_WRITTEN INSTRUCTION_:
Pick out all lines with the word "green" from the records that follow.
** Start **
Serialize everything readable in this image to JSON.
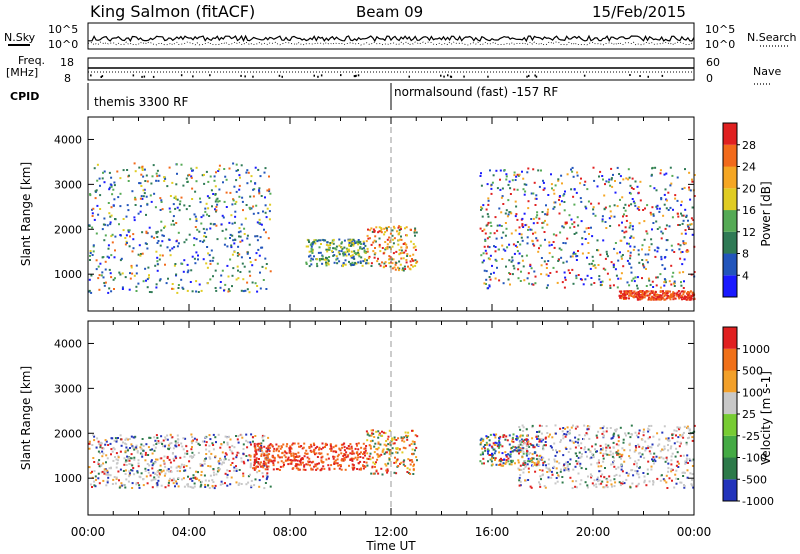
{
  "header": {
    "station": "King Salmon (fitACF)",
    "beam": "Beam 09",
    "date": "15/Feb/2015"
  },
  "status_panels": {
    "nsky_label": "N.Sky",
    "nsearch_label": "N.Search",
    "freq_label_1": "Freq.",
    "freq_label_2": "[MHz]",
    "nave_label": "Nave",
    "cpid_label": "CPID",
    "left_ticks_top": [
      "10^5",
      "10^0"
    ],
    "right_ticks_top": [
      "10^5",
      "10^0"
    ],
    "left_ticks_freq": [
      "18",
      "8"
    ],
    "right_ticks_nave": [
      "60",
      "0"
    ],
    "cpid_segments": [
      {
        "label": "themis 3300 RF",
        "start_hour": 0
      },
      {
        "label": "normalsound (fast) -157 RF",
        "start_hour": 12
      }
    ]
  },
  "chart_data": [
    {
      "type": "heatmap",
      "name": "power",
      "ylabel": "Slant Range [km]",
      "ylim": [
        180,
        4500
      ],
      "yticks": [
        1000,
        2000,
        3000,
        4000
      ],
      "xlim": [
        0,
        24
      ],
      "xticks": [
        "00:00",
        "04:00",
        "08:00",
        "12:00",
        "16:00",
        "20:00",
        "00:00"
      ],
      "colorbar": {
        "label": "Power [dB]",
        "ticks": [
          "28",
          "24",
          "20",
          "16",
          "12",
          "8",
          "4"
        ],
        "colors": [
          "#1a1aff",
          "#2255bb",
          "#2f7a55",
          "#55aa55",
          "#e0cc22",
          "#f5a623",
          "#f26a1b",
          "#e02020"
        ]
      },
      "scatter_regions": [
        {
          "x_start": 0.0,
          "x_end": 7.2,
          "y_min": 600,
          "y_max": 3500,
          "dominant": "green-blue"
        },
        {
          "x_start": 8.6,
          "x_end": 11.0,
          "y_min": 1200,
          "y_max": 1800,
          "dominant": "green"
        },
        {
          "x_start": 11.0,
          "x_end": 13.0,
          "y_min": 1100,
          "y_max": 2100,
          "dominant": "orange"
        },
        {
          "x_start": 15.5,
          "x_end": 24.0,
          "y_min": 700,
          "y_max": 3400,
          "dominant": "blue-green"
        },
        {
          "x_start": 21.0,
          "x_end": 24.0,
          "y_min": 450,
          "y_max": 650,
          "dominant": "red"
        }
      ]
    },
    {
      "type": "heatmap",
      "name": "velocity",
      "ylabel": "Slant Range [km]",
      "ylim": [
        180,
        4500
      ],
      "yticks": [
        1000,
        2000,
        3000,
        4000
      ],
      "xlim": [
        0,
        24
      ],
      "xticks": [
        "00:00",
        "04:00",
        "08:00",
        "12:00",
        "16:00",
        "20:00",
        "00:00"
      ],
      "xlabel": "Time UT",
      "colorbar": {
        "label": "Velocity [m s-1]",
        "ticks": [
          "1000",
          "500",
          "100",
          "25",
          "-25",
          "-100",
          "-500",
          "-1000"
        ],
        "colors": [
          "#2233bb",
          "#2d7a4a",
          "#44aa44",
          "#77cc33",
          "#c8c8c8",
          "#f2a02a",
          "#f07018",
          "#e02020"
        ]
      },
      "scatter_regions": [
        {
          "x_start": 0.0,
          "x_end": 7.2,
          "y_min": 800,
          "y_max": 2000,
          "dominant": "gray"
        },
        {
          "x_start": 6.5,
          "x_end": 11.0,
          "y_min": 1200,
          "y_max": 1800,
          "dominant": "red"
        },
        {
          "x_start": 11.0,
          "x_end": 13.0,
          "y_min": 1100,
          "y_max": 2100,
          "dominant": "orange"
        },
        {
          "x_start": 15.5,
          "x_end": 18.0,
          "y_min": 1300,
          "y_max": 2000,
          "dominant": "blue-green"
        },
        {
          "x_start": 17.0,
          "x_end": 24.0,
          "y_min": 800,
          "y_max": 2200,
          "dominant": "gray"
        }
      ]
    }
  ]
}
** End **
_EXERCISE RESPONSE_:
          "dominant": "green-blue"
          "dominant": "green"
          "dominant": "blue-green"
          "dominant": "blue-green"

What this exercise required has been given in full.